• Set task: Give every entry again, word for word and in full.

Records contained in a dataset:
::::::::::
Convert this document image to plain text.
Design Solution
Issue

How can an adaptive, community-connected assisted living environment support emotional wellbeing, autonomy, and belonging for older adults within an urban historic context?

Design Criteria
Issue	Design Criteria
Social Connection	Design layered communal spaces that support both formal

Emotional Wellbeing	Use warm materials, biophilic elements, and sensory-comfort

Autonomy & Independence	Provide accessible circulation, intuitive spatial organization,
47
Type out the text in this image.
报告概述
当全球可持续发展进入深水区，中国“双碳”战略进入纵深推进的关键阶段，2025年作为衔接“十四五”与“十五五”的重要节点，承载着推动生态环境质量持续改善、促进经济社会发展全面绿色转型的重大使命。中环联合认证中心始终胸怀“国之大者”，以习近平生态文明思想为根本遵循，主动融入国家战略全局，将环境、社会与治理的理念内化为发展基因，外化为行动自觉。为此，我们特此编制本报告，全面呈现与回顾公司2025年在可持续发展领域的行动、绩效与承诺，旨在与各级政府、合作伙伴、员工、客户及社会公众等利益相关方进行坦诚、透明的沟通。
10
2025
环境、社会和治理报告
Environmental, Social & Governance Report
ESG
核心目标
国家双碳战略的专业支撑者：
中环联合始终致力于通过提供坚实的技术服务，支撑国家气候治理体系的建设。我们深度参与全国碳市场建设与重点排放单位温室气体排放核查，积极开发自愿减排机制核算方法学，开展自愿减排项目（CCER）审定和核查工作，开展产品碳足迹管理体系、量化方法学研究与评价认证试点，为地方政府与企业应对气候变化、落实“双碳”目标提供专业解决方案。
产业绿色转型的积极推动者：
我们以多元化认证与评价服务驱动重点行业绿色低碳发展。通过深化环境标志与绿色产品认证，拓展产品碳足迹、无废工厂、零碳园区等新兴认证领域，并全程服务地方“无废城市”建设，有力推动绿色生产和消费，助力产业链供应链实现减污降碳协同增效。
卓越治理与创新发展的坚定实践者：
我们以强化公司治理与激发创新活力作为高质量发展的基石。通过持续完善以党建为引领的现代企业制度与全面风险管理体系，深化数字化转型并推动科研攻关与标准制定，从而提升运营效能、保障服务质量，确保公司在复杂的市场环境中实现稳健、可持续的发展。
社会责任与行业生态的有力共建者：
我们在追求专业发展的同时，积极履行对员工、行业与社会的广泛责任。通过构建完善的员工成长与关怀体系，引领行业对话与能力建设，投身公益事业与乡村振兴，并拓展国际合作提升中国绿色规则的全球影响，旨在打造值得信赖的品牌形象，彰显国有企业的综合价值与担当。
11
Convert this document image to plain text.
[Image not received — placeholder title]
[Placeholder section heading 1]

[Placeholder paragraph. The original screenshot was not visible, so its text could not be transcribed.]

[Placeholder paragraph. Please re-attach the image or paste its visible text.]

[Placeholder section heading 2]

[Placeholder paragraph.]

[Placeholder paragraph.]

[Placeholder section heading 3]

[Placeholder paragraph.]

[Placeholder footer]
::::::::::
• Response to the task:
Convert this document image to plain text.
Design Solution
Issue

How can an adaptive, community-connected assisted living environment support emotional wellbeing, autonomy, and belonging for older adults within an urban historic context?

Design Criteria
Issue	Design Criteria
Social Connection	Design layered communal spaces that support both formal

Emotional Wellbeing	Use warm materials, biophilic elements, and sensory-comfort

Autonomy & Independence	Provide accessible circulation, intuitive spatial organization,
47
Type out the text in this image.
报告概述
当全球可持续发展进入深水区，中国“双碳”战略进入纵深推进的关键阶段，2025年作为衔接“十四五”与“十五五”的重要节点，承载着推动生态环境质量持续改善、促进经济社会发展全面绿色转型的重大使命。中环联合认证中心始终胸怀“国之大者”，以习近平生态文明思想为根本遵循，主动融入国家战略全局，将环境、社会与治理的理念内化为发展基因，外化为行动自觉。为此，我们特此编制本报告，全面呈现与回顾公司2025年在可持续发展领域的行动、绩效与承诺，旨在与各级政府、合作伙伴、员工、客户及社会公众等利益相关方进行坦诚、透明的沟通。
10
2025
环境、社会和治理报告
Environmental, Social & Governance Report
ESG
核心目标
国家双碳战略的专业支撑者：
中环联合始终致力于通过提供坚实的技术服务，支撑国家气候治理体系的建设。我们深度参与全国碳市场建设与重点排放单位温室气体排放核查，积极开发自愿减排机制核算方法学，开展自愿减排项目（CCER）审定和核查工作，开展产品碳足迹管理体系、量化方法学研究与评价认证试点，为地方政府与企业应对气候变化、落实“双碳”目标提供专业解决方案。
产业绿色转型的积极推动者：
我们以多元化认证与评价服务驱动重点行业绿色低碳发展。通过深化环境标志与绿色产品认证，拓展产品碳足迹、无废工厂、零碳园区等新兴认证领域，并全程服务地方“无废城市”建设，有力推动绿色生产和消费，助力产业链供应链实现减污降碳协同增效。
卓越治理与创新发展的坚定实践者：
我们以强化公司治理与激发创新活力作为高质量发展的基石。通过持续完善以党建为引领的现代企业制度与全面风险管理体系，深化数字化转型并推动科研攻关与标准制定，从而提升运营效能、保障服务质量，确保公司在复杂的市场环境中实现稳健、可持续的发展。
社会责任与行业生态的有力共建者：
我们在追求专业发展的同时，积极履行对员工、行业与社会的广泛责任。通过构建完善的员工成长与关怀体系，引领行业对话与能力建设，投身公益事业与乡村振兴，并拓展国际合作提升中国绿色规则的全球影响，旨在打造值得信赖的品牌形象，彰显国有企业的综合价值与担当。
11
Convert this document image to plain text.
[Image not received — placeholder title]
[Placeholder section heading 1]

[Placeholder paragraph. The original screenshot was not visible, so its text could not be transcribed.]

[Placeholder paragraph. Please re-attach the image or paste its visible text.]

[Placeholder section heading 2]

[Placeholder paragraph.]

[Placeholder paragraph.]

[Placeholder section heading 3]

[Placeholder paragraph.]

[Placeholder footer]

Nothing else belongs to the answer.